▶ _Short task_: Write out the full set of records below exactly.

▶ _Records provided_:
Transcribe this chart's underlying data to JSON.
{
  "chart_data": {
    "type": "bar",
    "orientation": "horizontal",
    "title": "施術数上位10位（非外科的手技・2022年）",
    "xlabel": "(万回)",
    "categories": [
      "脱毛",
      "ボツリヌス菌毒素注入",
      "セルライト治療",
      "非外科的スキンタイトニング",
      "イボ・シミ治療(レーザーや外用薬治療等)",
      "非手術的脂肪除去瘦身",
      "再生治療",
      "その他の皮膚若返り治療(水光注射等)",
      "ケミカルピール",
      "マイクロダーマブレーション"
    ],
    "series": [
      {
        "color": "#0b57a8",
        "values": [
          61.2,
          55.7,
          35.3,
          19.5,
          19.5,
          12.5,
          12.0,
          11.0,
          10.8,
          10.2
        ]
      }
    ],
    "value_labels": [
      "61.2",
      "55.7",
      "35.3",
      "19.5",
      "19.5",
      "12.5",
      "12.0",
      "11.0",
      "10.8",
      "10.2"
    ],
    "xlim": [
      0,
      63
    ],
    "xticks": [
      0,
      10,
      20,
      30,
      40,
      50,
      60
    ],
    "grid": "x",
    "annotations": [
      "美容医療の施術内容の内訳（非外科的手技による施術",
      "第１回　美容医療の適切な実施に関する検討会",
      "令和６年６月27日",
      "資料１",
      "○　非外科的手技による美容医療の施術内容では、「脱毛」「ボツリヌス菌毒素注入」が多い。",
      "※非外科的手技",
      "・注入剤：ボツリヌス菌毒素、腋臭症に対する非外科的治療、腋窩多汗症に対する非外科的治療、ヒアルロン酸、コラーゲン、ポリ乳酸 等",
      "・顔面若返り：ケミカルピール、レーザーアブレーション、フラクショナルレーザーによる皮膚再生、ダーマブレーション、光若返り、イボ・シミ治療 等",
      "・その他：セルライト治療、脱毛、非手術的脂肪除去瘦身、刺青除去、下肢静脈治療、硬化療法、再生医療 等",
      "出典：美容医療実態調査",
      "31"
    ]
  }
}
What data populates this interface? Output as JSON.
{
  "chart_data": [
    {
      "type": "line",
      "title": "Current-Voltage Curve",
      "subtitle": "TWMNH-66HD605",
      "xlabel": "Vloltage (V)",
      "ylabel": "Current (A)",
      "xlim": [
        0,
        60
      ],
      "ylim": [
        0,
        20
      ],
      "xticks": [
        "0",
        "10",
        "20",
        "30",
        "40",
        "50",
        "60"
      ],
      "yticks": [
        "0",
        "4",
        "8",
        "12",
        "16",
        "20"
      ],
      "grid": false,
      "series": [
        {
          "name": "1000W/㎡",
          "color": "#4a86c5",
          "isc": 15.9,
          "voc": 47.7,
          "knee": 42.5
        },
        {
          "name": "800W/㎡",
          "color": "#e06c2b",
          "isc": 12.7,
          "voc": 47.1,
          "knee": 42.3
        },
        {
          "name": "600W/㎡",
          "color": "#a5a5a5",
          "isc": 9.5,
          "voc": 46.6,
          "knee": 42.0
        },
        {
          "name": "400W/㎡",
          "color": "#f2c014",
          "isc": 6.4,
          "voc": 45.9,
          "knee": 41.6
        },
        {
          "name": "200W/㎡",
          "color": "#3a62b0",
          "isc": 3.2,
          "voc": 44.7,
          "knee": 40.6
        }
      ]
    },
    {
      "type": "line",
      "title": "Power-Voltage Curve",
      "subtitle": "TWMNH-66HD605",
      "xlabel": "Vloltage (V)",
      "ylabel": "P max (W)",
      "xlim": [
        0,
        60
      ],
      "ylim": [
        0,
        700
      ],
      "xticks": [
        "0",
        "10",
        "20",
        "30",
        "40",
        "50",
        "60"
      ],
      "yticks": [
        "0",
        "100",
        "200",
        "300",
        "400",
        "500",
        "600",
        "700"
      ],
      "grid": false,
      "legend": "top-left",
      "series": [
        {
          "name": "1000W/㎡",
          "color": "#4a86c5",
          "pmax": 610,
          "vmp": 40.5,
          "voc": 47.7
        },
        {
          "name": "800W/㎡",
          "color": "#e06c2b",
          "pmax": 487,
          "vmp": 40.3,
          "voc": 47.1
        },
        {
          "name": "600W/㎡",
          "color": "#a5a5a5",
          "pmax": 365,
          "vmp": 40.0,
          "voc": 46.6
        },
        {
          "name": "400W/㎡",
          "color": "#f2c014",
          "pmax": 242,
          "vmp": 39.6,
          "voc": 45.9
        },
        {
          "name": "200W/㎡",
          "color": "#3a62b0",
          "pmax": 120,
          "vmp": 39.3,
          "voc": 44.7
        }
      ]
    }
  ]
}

▶ _Response for this exercise_:
Transcribe this chart's underlying data to JSON.
{
  "chart_data": {
    "type": "bar",
    "orientation": "horizontal",
    "title": "施術数上位10位（非外科的手技・2022年）",
    "xlabel": "(万回)",
    "categories": [
      "脱毛",
      "ボツリヌス菌毒素注入",
      "セルライト治療",
      "非外科的スキンタイトニング",
      "イボ・シミ治療(レーザーや外用薬治療等)",
      "非手術的脂肪除去瘦身",
      "再生治療",
      "その他の皮膚若返り治療(水光注射等)",
      "ケミカルピール",
      "マイクロダーマブレーション"
    ],
    "series": [
      {
        "color": "#0b57a8",
        "values": [
          61.2,
          55.7,
          35.3,
          19.5,
          19.5,
          12.5,
          12.0,
          11.0,
          10.8,
          10.2
        ]
      }
    ],
    "value_labels": [
      "61.2",
      "55.7",
      "35.3",
      "19.5",
      "19.5",
      "12.5",
      "12.0",
      "11.0",
      "10.8",
      "10.2"
    ],
    "xlim": [
      0,
      63
    ],
    "xticks": [
      0,
      10,
      20,
      30,
      40,
      50,
      60
    ],
    "grid": "x",
    "annotations": [
      "美容医療の施術内容の内訳（非外科的手技による施術",
      "第１回　美容医療の適切な実施に関する検討会",
      "令和６年６月27日",
      "資料１",
      "○　非外科的手技による美容医療の施術内容では、「脱毛」「ボツリヌス菌毒素注入」が多い。",
      "※非外科的手技",
      "・注入剤：ボツリヌス菌毒素、腋臭症に対する非外科的治療、腋窩多汗症に対する非外科的治療、ヒアルロン酸、コラーゲン、ポリ乳酸 等",
      "・顔面若返り：ケミカルピール、レーザーアブレーション、フラクショナルレーザーによる皮膚再生、ダーマブレーション、光若返り、イボ・シミ治療 等",
      "・その他：セルライト治療、脱毛、非手術的脂肪除去瘦身、刺青除去、下肢静脈治療、硬化療法、再生医療 等",
      "出典：美容医療実態調査",
      "31"
    ]
  }
}
What data populates this interface? Output as JSON.
{
  "chart_data": [
    {
      "type": "line",
      "title": "Current-Voltage Curve",
      "subtitle": "TWMNH-66HD605",
      "xlabel": "Vloltage (V)",
      "ylabel": "Current (A)",
      "xlim": [
        0,
        60
      ],
      "ylim": [
        0,
        20
      ],
      "xticks": [
        "0",
        "10",
        "20",
        "30",
        "40",
        "50",
        "60"
      ],
      "yticks": [
        "0",
        "4",
        "8",
        "12",
        "16",
        "20"
      ],
      "grid": false,
      "series": [
        {
          "name": "1000W/㎡",
          "color": "#4a86c5",
          "isc": 15.9,
          "voc": 47.7,
          "knee": 42.5
        },
        {
          "name": "800W/㎡",
          "color": "#e06c2b",
          "isc": 12.7,
          "voc": 47.1,
          "knee": 42.3
        },
        {
          "name": "600W/㎡",
          "color": "#a5a5a5",
          "isc": 9.5,
          "voc": 46.6,
          "knee": 42.0
        },
        {
          "name": "400W/㎡",
          "color": "#f2c014",
          "isc": 6.4,
          "voc": 45.9,
          "knee": 41.6
        },
        {
          "name": "200W/㎡",
          "color": "#3a62b0",
          "isc": 3.2,
          "voc": 44.7,
          "knee": 40.6
        }
      ]
    },
    {
      "type": "line",
      "title": "Power-Voltage Curve",
      "subtitle": "TWMNH-66HD605",
      "xlabel": "Vloltage (V)",
      "ylabel": "P max (W)",
      "xlim": [
        0,
        60
      ],
      "ylim": [
        0,
        700
      ],
      "xticks": [
        "0",
        "10",
        "20",
        "30",
        "40",
        "50",
        "60"
      ],
      "yticks": [
        "0",
        "100",
        "200",
        "300",
        "400",
        "500",
        "600",
        "700"
      ],
      "grid": false,
      "legend": "top-left",
      "series": [
        {
          "name": "1000W/㎡",
          "color": "#4a86c5",
          "pmax": 610,
          "vmp": 40.5,
          "voc": 47.7
        },
        {
          "name": "800W/㎡",
          "color": "#e06c2b",
          "pmax": 487,
          "vmp": 40.3,
          "voc": 47.1
        },
        {
          "name": "600W/㎡",
          "color": "#a5a5a5",
          "pmax": 365,
          "vmp": 40.0,
          "voc": 46.6
        },
        {
          "name": "400W/㎡",
          "color": "#f2c014",
          "pmax": 242,
          "vmp": 39.6,
          "voc": 45.9
        },
        {
          "name": "200W/㎡",
          "color": "#3a62b0",
          "pmax": 120,
          "vmp": 39.3,
          "voc": 44.7
        }
      ]
    }
  ]
}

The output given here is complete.